═══ MATERIAL FOR THE TASK

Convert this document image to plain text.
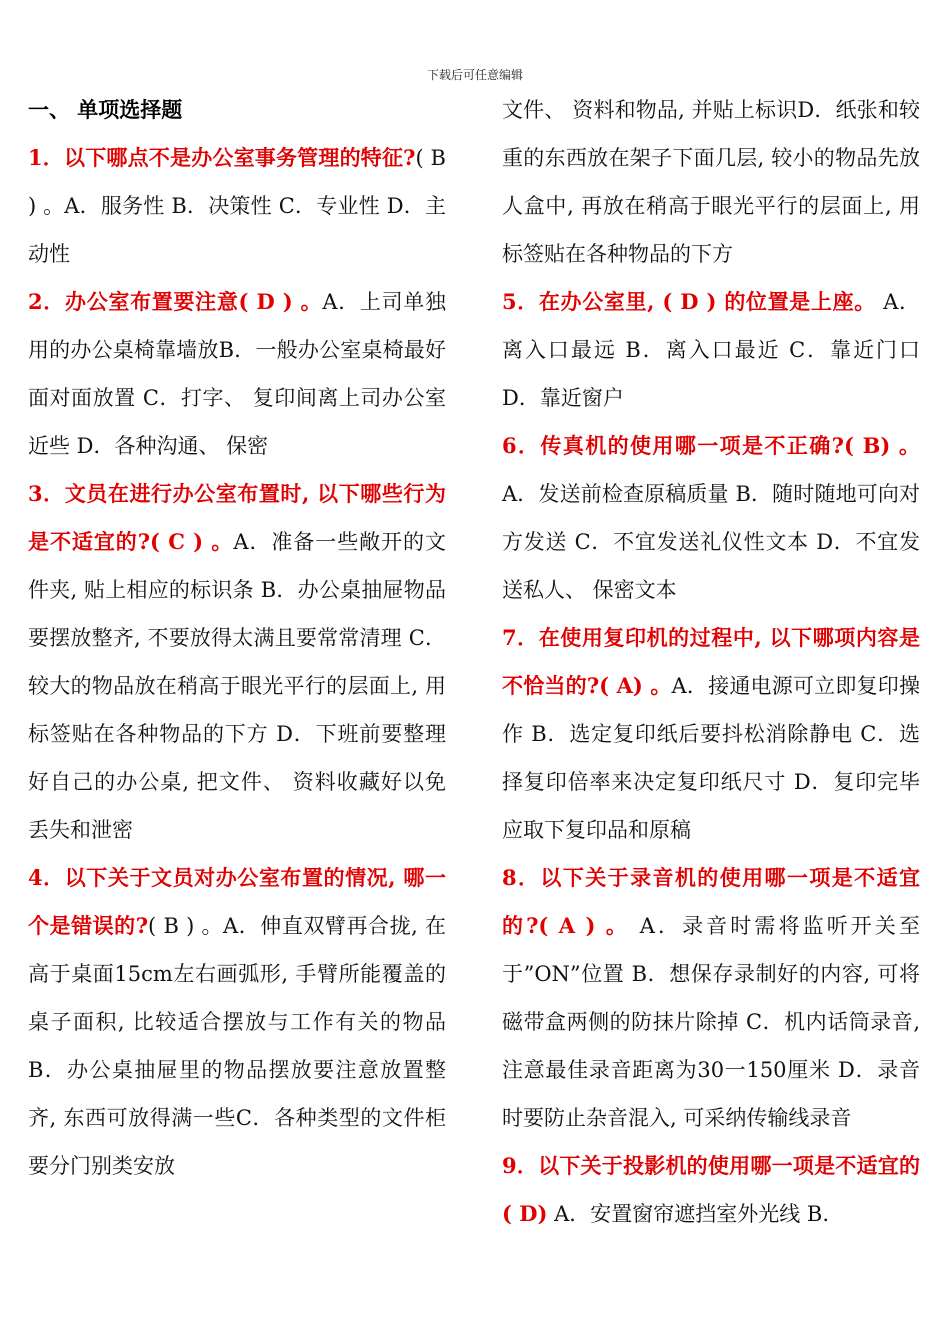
下载后可任意编辑
一、 单项选择题

1．以下哪点不是办公室事务管理的特征?( B ) 。A．服务性 B．决策性 C．专业性 D．主动性

2．办公室布置要注意( D ) 。A．上司单独用的办公桌椅靠墙放B．一般办公室桌椅最好面对面放置 C．打字、 复印间离上司办公室近些 D．各种沟通、 保密

3．文员在进行办公室布置时, 以下哪些行为是不适宜的?( C ) 。A．准备一些敞开的文件夹, 贴上相应的标识条 B．办公桌抽屉物品要摆放整齐, 不要放得太满且要常常清理 C．较大的物品放在稍高于眼光平行的层面上, 用标签贴在各种物品的下方 D．下班前要整理好自己的办公桌, 把文件、 资料收藏好以免丢失和泄密

4．以下关于文员对办公室布置的情况, 哪一个是错误的?( B ) 。A．伸直双臂再合拢, 在高于桌面15cm左右画弧形, 手臂所能覆盖的桌子面积, 比较适合摆放与工作有关的物品B．办公桌抽屉里的物品摆放要注意放置整齐, 东西可放得满一些C．各种类型的文件柜要分门别类安放

文件、 资料和物品, 并贴上标识D．纸张和较重的东西放在架子下面几层, 较小的物品先放人盒中, 再放在稍高于眼光平行的层面上, 用标签贴在各种物品的下方

5．在办公室里, ( D ) 的位置是上座。 A．离入口最远 B．离入口最近 C．靠近门口 D．靠近窗户

6．传真机的使用哪一项是不正确?( B) 。 A．发送前检查原稿质量 B．随时随地可向对方发送 C．不宜发送礼仪性文本 D．不宜发送私人、 保密文本

7．在使用复印机的过程中, 以下哪项内容是不恰当的?( A) 。A．接通电源可立即复印操作 B．选定复印纸后要抖松消除静电 C．选择复印倍率来决定复印纸尺寸 D．复印完毕应取下复印品和原稿

8．以下关于录音机的使用哪一项是不适宜的?( A ) 。 A．录音时需将监听开关至于”ON”位置 B．想保存录制好的内容, 可将磁带盒两侧的防抹片除掉 C．机内话筒录音, 注意最佳录音距离为30一150厘米 D．录音时要防止杂音混入, 可采纳传输线录音

9．以下关于投影机的使用哪一项是不适宜的( D) A．安置窗帘遮挡室外光线 B.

══════

> YOUR OBJECTIVE: Each line above is to be copied verbatim. Drop any image from the copy.

> PROBLEM SOLUTION:
Convert this document image to plain text.
下载后可任意编辑
一、 单项选择题

1．以下哪点不是办公室事务管理的特征?( B ) 。A．服务性 B．决策性 C．专业性 D．主动性

2．办公室布置要注意( D ) 。A．上司单独用的办公桌椅靠墙放B．一般办公室桌椅最好面对面放置 C．打字、 复印间离上司办公室近些 D．各种沟通、 保密

3．文员在进行办公室布置时, 以下哪些行为是不适宜的?( C ) 。A．准备一些敞开的文件夹, 贴上相应的标识条 B．办公桌抽屉物品要摆放整齐, 不要放得太满且要常常清理 C．较大的物品放在稍高于眼光平行的层面上, 用标签贴在各种物品的下方 D．下班前要整理好自己的办公桌, 把文件、 资料收藏好以免丢失和泄密

4．以下关于文员对办公室布置的情况, 哪一个是错误的?( B ) 。A．伸直双臂再合拢, 在高于桌面15cm左右画弧形, 手臂所能覆盖的桌子面积, 比较适合摆放与工作有关的物品B．办公桌抽屉里的物品摆放要注意放置整齐, 东西可放得满一些C．各种类型的文件柜要分门别类安放

文件、 资料和物品, 并贴上标识D．纸张和较重的东西放在架子下面几层, 较小的物品先放人盒中, 再放在稍高于眼光平行的层面上, 用标签贴在各种物品的下方

5．在办公室里, ( D ) 的位置是上座。 A．离入口最远 B．离入口最近 C．靠近门口 D．靠近窗户

6．传真机的使用哪一项是不正确?( B) 。 A．发送前检查原稿质量 B．随时随地可向对方发送 C．不宜发送礼仪性文本 D．不宜发送私人、 保密文本

7．在使用复印机的过程中, 以下哪项内容是不恰当的?( A) 。A．接通电源可立即复印操作 B．选定复印纸后要抖松消除静电 C．选择复印倍率来决定复印纸尺寸 D．复印完毕应取下复印品和原稿

8．以下关于录音机的使用哪一项是不适宜的?( A ) 。 A．录音时需将监听开关至于”ON”位置 B．想保存录制好的内容, 可将磁带盒两侧的防抹片除掉 C．机内话筒录音, 注意最佳录音距离为30一150厘米 D．录音时要防止杂音混入, 可采纳传输线录音

9．以下关于投影机的使用哪一项是不适宜的( D) A．安置窗帘遮挡室外光线 B.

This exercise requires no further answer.